Leave out the pictures and transcribe everything else exactly.
------------------------------------------------------------------------
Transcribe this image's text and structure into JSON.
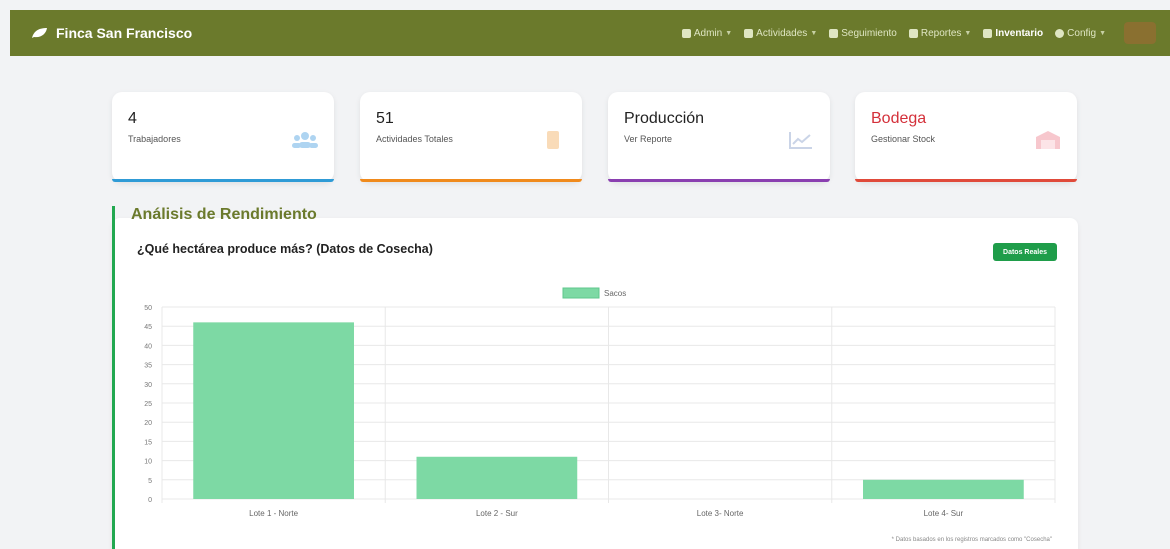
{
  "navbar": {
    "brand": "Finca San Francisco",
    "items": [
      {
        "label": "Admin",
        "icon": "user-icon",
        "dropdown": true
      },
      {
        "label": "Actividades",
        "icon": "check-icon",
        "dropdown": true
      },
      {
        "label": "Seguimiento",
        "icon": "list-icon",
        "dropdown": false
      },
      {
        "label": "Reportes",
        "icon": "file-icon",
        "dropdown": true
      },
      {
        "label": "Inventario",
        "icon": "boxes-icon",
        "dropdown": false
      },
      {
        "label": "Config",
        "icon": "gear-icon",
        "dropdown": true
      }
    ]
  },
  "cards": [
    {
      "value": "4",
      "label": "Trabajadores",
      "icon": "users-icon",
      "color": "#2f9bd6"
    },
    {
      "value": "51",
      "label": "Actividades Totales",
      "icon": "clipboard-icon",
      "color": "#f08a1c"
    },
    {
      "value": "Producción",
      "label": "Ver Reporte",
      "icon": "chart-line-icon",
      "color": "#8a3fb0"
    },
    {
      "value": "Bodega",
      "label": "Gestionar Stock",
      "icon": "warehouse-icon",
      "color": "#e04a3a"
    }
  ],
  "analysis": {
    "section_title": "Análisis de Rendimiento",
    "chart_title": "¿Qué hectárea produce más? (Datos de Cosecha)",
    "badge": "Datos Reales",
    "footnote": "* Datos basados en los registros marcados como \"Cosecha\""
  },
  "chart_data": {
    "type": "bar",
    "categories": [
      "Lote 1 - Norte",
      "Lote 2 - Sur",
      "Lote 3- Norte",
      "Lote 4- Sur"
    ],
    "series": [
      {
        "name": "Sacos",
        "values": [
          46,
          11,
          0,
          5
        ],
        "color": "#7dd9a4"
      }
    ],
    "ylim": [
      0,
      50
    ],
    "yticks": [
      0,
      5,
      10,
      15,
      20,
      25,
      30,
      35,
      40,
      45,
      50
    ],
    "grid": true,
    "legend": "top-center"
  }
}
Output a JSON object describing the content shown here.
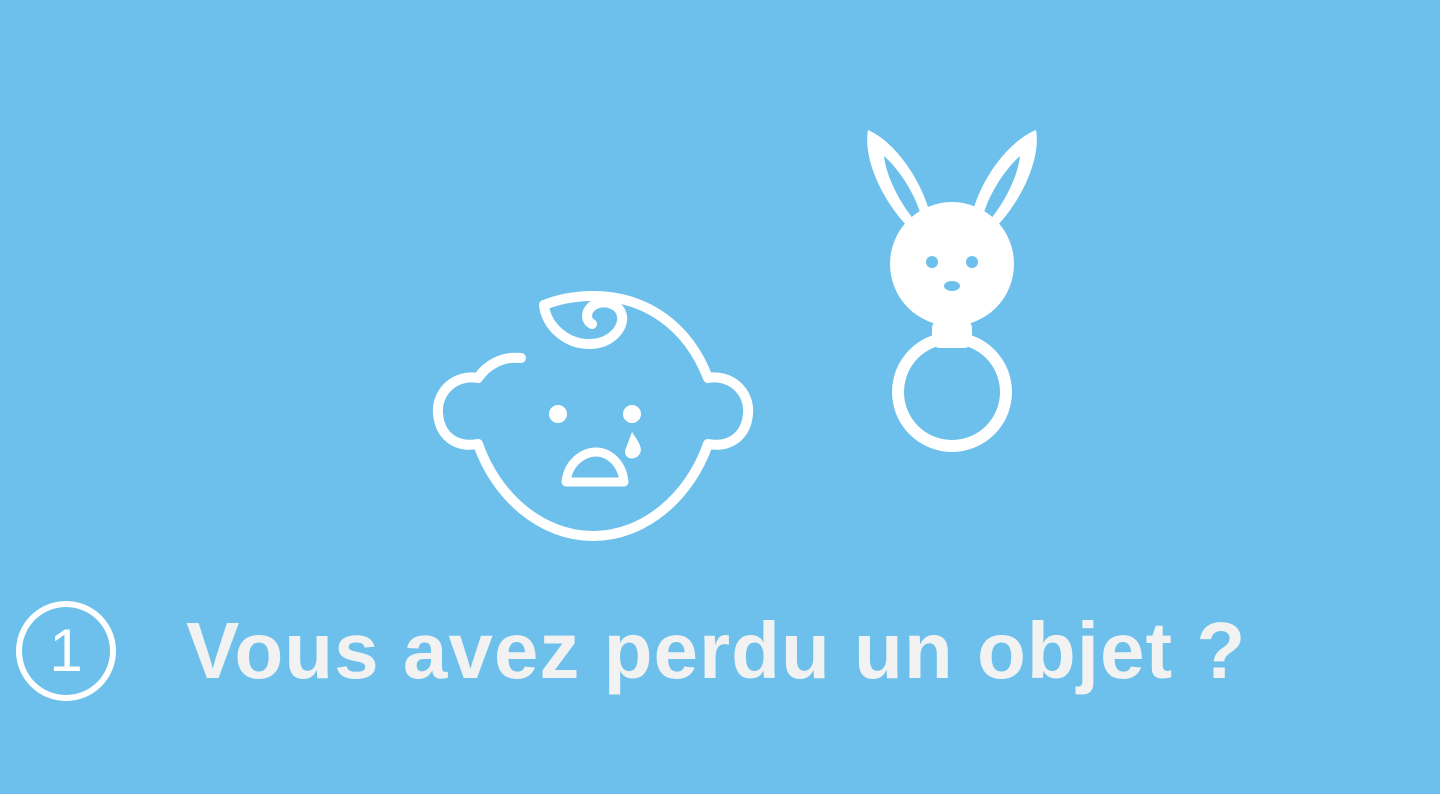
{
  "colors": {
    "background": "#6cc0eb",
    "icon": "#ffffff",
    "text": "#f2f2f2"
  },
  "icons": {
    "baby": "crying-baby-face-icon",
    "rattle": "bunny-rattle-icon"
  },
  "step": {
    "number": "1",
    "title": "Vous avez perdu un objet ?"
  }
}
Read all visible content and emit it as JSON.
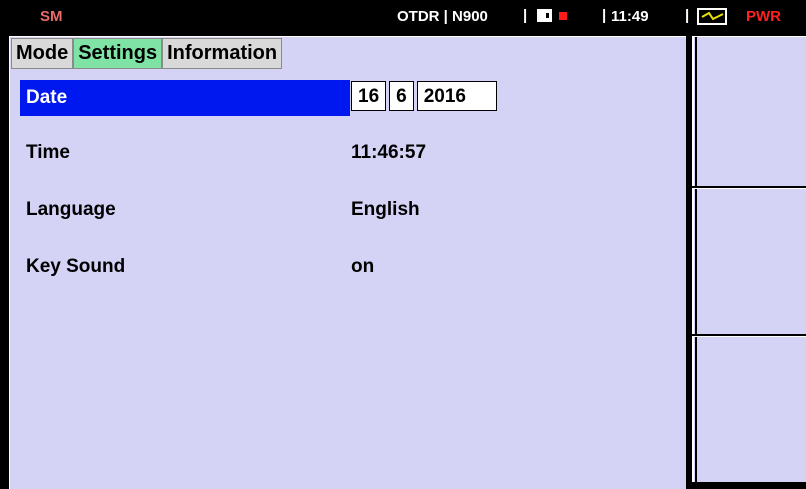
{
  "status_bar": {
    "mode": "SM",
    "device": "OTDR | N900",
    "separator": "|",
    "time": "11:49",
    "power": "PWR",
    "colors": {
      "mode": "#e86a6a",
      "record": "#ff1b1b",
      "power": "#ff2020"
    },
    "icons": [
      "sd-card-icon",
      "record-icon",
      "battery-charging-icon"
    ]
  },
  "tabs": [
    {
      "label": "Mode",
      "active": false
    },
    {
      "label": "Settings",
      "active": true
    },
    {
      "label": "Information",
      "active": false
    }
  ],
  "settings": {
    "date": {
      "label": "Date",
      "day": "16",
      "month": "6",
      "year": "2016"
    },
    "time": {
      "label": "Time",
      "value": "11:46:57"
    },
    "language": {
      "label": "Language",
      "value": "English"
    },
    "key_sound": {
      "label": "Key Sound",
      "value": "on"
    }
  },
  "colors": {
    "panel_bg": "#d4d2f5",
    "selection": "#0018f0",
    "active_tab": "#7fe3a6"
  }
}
------------------------------------------------------------------------
[The answer]
Transcribe this image's text and structure into JSON.
{
  "navbar": {
    "brand": "Finca San Francisco",
    "items": [
      {
        "label": "Admin",
        "icon": "user-icon",
        "dropdown": true
      },
      {
        "label": "Actividades",
        "icon": "check-icon",
        "dropdown": true
      },
      {
        "label": "Seguimiento",
        "icon": "list-icon",
        "dropdown": false
      },
      {
        "label": "Reportes",
        "icon": "file-icon",
        "dropdown": true
      },
      {
        "label": "Inventario",
        "icon": "boxes-icon",
        "dropdown": false
      },
      {
        "label": "Config",
        "icon": "gear-icon",
        "dropdown": true
      }
    ]
  },
  "cards": [
    {
      "value": "4",
      "label": "Trabajadores",
      "icon": "users-icon",
      "color": "#2f9bd6"
    },
    {
      "value": "51",
      "label": "Actividades Totales",
      "icon": "clipboard-icon",
      "color": "#f08a1c"
    },
    {
      "value": "Producción",
      "label": "Ver Reporte",
      "icon": "chart-line-icon",
      "color": "#8a3fb0"
    },
    {
      "value": "Bodega",
      "label": "Gestionar Stock",
      "icon": "warehouse-icon",
      "color": "#e04a3a"
    }
  ],
  "analysis": {
    "section_title": "Análisis de Rendimiento",
    "chart_title": "¿Qué hectárea produce más? (Datos de Cosecha)",
    "badge": "Datos Reales",
    "footnote": "* Datos basados en los registros marcados como \"Cosecha\""
  },
  "chart_data": {
    "type": "bar",
    "categories": [
      "Lote 1 - Norte",
      "Lote 2 - Sur",
      "Lote 3- Norte",
      "Lote 4- Sur"
    ],
    "series": [
      {
        "name": "Sacos",
        "values": [
          46,
          11,
          0,
          5
        ],
        "color": "#7dd9a4"
      }
    ],
    "ylim": [
      0,
      50
    ],
    "yticks": [
      0,
      5,
      10,
      15,
      20,
      25,
      30,
      35,
      40,
      45,
      50
    ],
    "grid": true,
    "legend": "top-center"
  }
}
Output a JSON object describing the content shown here.
{
  "colors": {
    "background": "#6cc0eb",
    "icon": "#ffffff",
    "text": "#f2f2f2"
  },
  "icons": {
    "baby": "crying-baby-face-icon",
    "rattle": "bunny-rattle-icon"
  },
  "step": {
    "number": "1",
    "title": "Vous avez perdu un objet ?"
  }
}
Read all visible content and emit it as JSON.
{
  "status_bar": {
    "mode": "SM",
    "device": "OTDR | N900",
    "separator": "|",
    "time": "11:49",
    "power": "PWR",
    "colors": {
      "mode": "#e86a6a",
      "record": "#ff1b1b",
      "power": "#ff2020"
    },
    "icons": [
      "sd-card-icon",
      "record-icon",
      "battery-charging-icon"
    ]
  },
  "tabs": [
    {
      "label": "Mode",
      "active": false
    },
    {
      "label": "Settings",
      "active": true
    },
    {
      "label": "Information",
      "active": false
    }
  ],
  "settings": {
    "date": {
      "label": "Date",
      "day": "16",
      "month": "6",
      "year": "2016"
    },
    "time": {
      "label": "Time",
      "value": "11:46:57"
    },
    "language": {
      "label": "Language",
      "value": "English"
    },
    "key_sound": {
      "label": "Key Sound",
      "value": "on"
    }
  },
  "colors": {
    "panel_bg": "#d4d2f5",
    "selection": "#0018f0",
    "active_tab": "#7fe3a6"
  }
}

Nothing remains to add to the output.